◆ PROVIDED PASSAGE ◆
● ● ● ●

# Mancala Board



## splinters12 (Sep 2, 2010)

I was thinking about building some Mancala Game Boards for Christmas presents this year. Does any one know where to get a Ball Cutter that is 1 5/8" in diameter? If you dont know what Mancala is, you can see the boards on Amazon. Pretty simple, but you need a bowl like plunge cutter that will create a dish/bowl in the wood. Cant seem to find anything over 1 1/4". Appreciate any suggestions.


----------



## bobj3 (Jan 17, 2006)

Hi 

I got may set from
Ensemble de 6 mèches ronde, prise 1/2" | Elite Tools

But it's only up to 1 1/2" diam.. I guess you play with it just a little bit to go out to 1 5/8" diam that runs off the base/side of the router base with a template in place..but the normal guides can't use in this case.. 

Here's one for only 13.oo bucks that will work with the template way.

● ● ● ●

◆ PROVIDED MATERIAL ◆
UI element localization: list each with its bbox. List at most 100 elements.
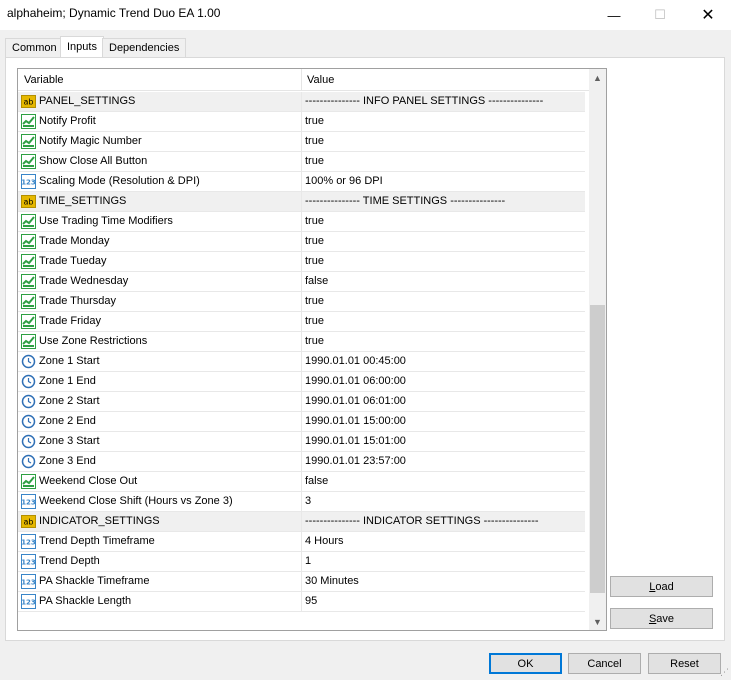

● ● ● ●

◆ EXERCISE INSTRUCTIONS ◆
**a)** Repeat everything in the Mancala board thread from "I was thinking" down to "Appreciate any suggestions.".
**b)** Pick up the Mancala board thread at the point where it stops and continue it.

◆ OUTPUTS IN ORDER ◆
**a)**
I was thinking about building some Mancala Game Boards for Christmas presents this year. Does any one know where to get a Ball Cutter that is 1 5/8" in diameter? If you dont know what Mancala is, you can see the boards on Amazon. Pretty simple, but you need a bowl like plunge cutter that will create a dish/bowl in the wood. Cant seem to find anything over 1 1/4". Appreciate any suggestions.

**b)**
http://cgi.ebay.com/1pc-1-2-SH-1-Di...486531080?pt=Routers_Bits&hash=item20b5a65808

OR
Core Box Bits
#8727 1-5/8" 1" 1/2" 26.oo bucks

http://www.mlcswoodworking.com/shopsite_sc/store/html/smarthtml/pages/bt_core.html

===========



splinters12 said:


> I was thinking about building some Mancala Game Boards for Christmas presents this year. Does any one know where to get a Ball Cutter that is 1 5/8" in diameter? If you dont know what Mancala is, you can see the boards on Amazon. Pretty simple, but you need a bowl like plunge cutter that will create a dish/bowl in the wood. Cant seem to find anything over 1 1/4". Appreciate any suggestions.


----------



## bobbotron (Jan 7, 2010)

Hey splinters, just wanted to say, thanks for the idea! I used to play Mancala on the PC when I was a kid, and when you mentioned it, I decided to try my hand at making one. This afternoon I made one out of curly maple, using a 1 1/4" bowl bit. Played a few games with my girl friend afterwards, we used black beans as pieces. Worked great!

The maple reeeally wanted to burn. I had to plunge quickly, draw it back up, and plunge a second time to finish the hole. If I left it there for any period of time, it'd burn.


----------



## randysg (Mar 22, 2012)

I have also been wanting to make some mancala boards. I plan on using polished rocks so I need to make the 12 holes 2" - 2.5". I still haven't come up with a way to do this so it would look good and semetrical.


----------



## WoodNutPat (Feb 22, 2012)

Hey Jeffrey,
Try Rockler woodworking supply. i picked up bits like that from them. they also have game templates that might work.


----------



## Drew Eckhardt (Aug 2, 2008)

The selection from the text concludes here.